PROBLEM TO WORK ON => Retype the data below without altering anything.
** Start DATA RECORDS **
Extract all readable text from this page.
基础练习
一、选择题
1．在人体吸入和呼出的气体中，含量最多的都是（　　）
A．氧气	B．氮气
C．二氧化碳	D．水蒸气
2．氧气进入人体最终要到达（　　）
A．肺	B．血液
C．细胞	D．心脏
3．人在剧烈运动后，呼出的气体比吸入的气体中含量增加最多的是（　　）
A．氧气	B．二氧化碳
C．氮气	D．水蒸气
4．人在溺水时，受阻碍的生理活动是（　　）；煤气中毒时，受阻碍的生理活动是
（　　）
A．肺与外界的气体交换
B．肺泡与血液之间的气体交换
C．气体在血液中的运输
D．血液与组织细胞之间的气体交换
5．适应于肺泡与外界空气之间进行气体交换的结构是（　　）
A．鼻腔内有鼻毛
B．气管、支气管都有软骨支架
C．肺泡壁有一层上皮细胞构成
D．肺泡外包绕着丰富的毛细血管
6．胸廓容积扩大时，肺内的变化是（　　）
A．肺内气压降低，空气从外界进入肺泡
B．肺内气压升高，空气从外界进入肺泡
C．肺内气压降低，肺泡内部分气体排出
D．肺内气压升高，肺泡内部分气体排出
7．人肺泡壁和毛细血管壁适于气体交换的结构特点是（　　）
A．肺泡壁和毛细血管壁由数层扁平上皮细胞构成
** End DATA RECORDS **
TASK RESULT =>
Extract all readable text from this page.
基础练习
一、选择题
1．在人体吸入和呼出的气体中，含量最多的都是（　　）
A．氧气	B．氮气
C．二氧化碳	D．水蒸气
2．氧气进入人体最终要到达（　　）
A．肺	B．血液
C．细胞	D．心脏
3．人在剧烈运动后，呼出的气体比吸入的气体中含量增加最多的是（　　）
A．氧气	B．二氧化碳
C．氮气	D．水蒸气
4．人在溺水时，受阻碍的生理活动是（　　）；煤气中毒时，受阻碍的生理活动是
（　　）
A．肺与外界的气体交换
B．肺泡与血液之间的气体交换
C．气体在血液中的运输
D．血液与组织细胞之间的气体交换
5．适应于肺泡与外界空气之间进行气体交换的结构是（　　）
A．鼻腔内有鼻毛
B．气管、支气管都有软骨支架
C．肺泡壁有一层上皮细胞构成
D．肺泡外包绕着丰富的毛细血管
6．胸廓容积扩大时，肺内的变化是（　　）
A．肺内气压降低，空气从外界进入肺泡
B．肺内气压升高，空气从外界进入肺泡
C．肺内气压降低，肺泡内部分气体排出
D．肺内气压升高，肺泡内部分气体排出
7．人肺泡壁和毛细血管壁适于气体交换的结构特点是（　　）
A．肺泡壁和毛细血管壁由数层扁平上皮细胞构成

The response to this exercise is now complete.